• Recorded information:
--- --- ---
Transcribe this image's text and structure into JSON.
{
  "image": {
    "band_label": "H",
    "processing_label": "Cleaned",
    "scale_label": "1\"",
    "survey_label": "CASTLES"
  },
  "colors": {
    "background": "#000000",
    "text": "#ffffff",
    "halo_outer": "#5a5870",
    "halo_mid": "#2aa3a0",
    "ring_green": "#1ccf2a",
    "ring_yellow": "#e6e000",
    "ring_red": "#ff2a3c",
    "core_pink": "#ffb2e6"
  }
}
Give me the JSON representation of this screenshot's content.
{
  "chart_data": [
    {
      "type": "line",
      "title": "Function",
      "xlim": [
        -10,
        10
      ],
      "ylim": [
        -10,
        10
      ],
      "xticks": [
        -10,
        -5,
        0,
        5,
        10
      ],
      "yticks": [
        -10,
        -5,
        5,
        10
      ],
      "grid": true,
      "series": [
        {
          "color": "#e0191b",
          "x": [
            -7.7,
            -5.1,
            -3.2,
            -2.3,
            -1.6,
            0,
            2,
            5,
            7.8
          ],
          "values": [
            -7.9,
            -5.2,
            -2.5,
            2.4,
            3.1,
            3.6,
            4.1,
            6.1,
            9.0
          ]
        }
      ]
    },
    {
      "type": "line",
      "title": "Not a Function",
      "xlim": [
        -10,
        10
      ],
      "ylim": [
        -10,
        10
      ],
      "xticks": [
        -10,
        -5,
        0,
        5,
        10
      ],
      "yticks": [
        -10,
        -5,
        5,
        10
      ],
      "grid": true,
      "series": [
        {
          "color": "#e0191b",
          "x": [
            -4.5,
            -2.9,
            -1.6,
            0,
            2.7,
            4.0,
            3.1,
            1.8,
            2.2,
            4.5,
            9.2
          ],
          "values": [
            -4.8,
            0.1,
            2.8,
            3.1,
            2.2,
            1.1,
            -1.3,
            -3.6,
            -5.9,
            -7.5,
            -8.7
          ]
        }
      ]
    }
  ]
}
--- --- ---
• Required task: Write the entire listing out again, word for word.

• Exercise response:
Transcribe this image's text and structure into JSON.
{
  "image": {
    "band_label": "H",
    "processing_label": "Cleaned",
    "scale_label": "1\"",
    "survey_label": "CASTLES"
  },
  "colors": {
    "background": "#000000",
    "text": "#ffffff",
    "halo_outer": "#5a5870",
    "halo_mid": "#2aa3a0",
    "ring_green": "#1ccf2a",
    "ring_yellow": "#e6e000",
    "ring_red": "#ff2a3c",
    "core_pink": "#ffb2e6"
  }
}
Give me the JSON representation of this screenshot's content.
{
  "chart_data": [
    {
      "type": "line",
      "title": "Function",
      "xlim": [
        -10,
        10
      ],
      "ylim": [
        -10,
        10
      ],
      "xticks": [
        -10,
        -5,
        0,
        5,
        10
      ],
      "yticks": [
        -10,
        -5,
        5,
        10
      ],
      "grid": true,
      "series": [
        {
          "color": "#e0191b",
          "x": [
            -7.7,
            -5.1,
            -3.2,
            -2.3,
            -1.6,
            0,
            2,
            5,
            7.8
          ],
          "values": [
            -7.9,
            -5.2,
            -2.5,
            2.4,
            3.1,
            3.6,
            4.1,
            6.1,
            9.0
          ]
        }
      ]
    },
    {
      "type": "line",
      "title": "Not a Function",
      "xlim": [
        -10,
        10
      ],
      "ylim": [
        -10,
        10
      ],
      "xticks": [
        -10,
        -5,
        0,
        5,
        10
      ],
      "yticks": [
        -10,
        -5,
        5,
        10
      ],
      "grid": true,
      "series": [
        {
          "color": "#e0191b",
          "x": [
            -4.5,
            -2.9,
            -1.6,
            0,
            2.7,
            4.0,
            3.1,
            1.8,
            2.2,
            4.5,
            9.2
          ],
          "values": [
            -4.8,
            0.1,
            2.8,
            3.1,
            2.2,
            1.1,
            -1.3,
            -3.6,
            -5.9,
            -7.5,
            -8.7
          ]
        }
      ]
    }
  ]
}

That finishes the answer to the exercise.